- Set task -
Gather all lines with the word "reconstitution" in them.

================

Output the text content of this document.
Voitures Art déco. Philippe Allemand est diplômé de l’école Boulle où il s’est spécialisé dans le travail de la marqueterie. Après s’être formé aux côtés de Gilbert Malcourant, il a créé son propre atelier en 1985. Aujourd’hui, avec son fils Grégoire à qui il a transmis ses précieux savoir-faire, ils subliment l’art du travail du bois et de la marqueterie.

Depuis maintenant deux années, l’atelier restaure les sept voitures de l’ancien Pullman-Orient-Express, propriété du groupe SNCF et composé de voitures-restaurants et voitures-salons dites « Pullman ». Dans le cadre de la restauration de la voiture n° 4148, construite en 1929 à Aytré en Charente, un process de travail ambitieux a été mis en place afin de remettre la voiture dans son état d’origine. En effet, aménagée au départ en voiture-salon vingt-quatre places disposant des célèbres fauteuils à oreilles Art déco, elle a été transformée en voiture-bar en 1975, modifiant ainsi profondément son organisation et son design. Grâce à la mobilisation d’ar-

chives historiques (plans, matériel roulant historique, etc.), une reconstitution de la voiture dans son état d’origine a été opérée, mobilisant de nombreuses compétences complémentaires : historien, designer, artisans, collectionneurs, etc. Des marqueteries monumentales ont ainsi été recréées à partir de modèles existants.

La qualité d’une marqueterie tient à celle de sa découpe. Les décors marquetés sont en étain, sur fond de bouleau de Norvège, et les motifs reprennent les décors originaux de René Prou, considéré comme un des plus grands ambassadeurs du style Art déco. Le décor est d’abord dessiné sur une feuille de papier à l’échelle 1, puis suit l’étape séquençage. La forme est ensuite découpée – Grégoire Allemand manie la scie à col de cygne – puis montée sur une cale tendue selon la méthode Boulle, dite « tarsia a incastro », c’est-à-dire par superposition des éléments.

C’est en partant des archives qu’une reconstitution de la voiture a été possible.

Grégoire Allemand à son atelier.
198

================

- Finished task -
chives historiques (plans, matériel roulant historique, etc.), une reconstitution de la voiture dans son état d’origine a été opérée, mobilisant de nombreuses compétences complémentaires : historien, designer, artisans, collectionneurs, etc. Des marqueteries monumentales ont ainsi été recréées à partir de modèles existants.
C’est en partant des archives qu’une reconstitution de la voiture a été possible.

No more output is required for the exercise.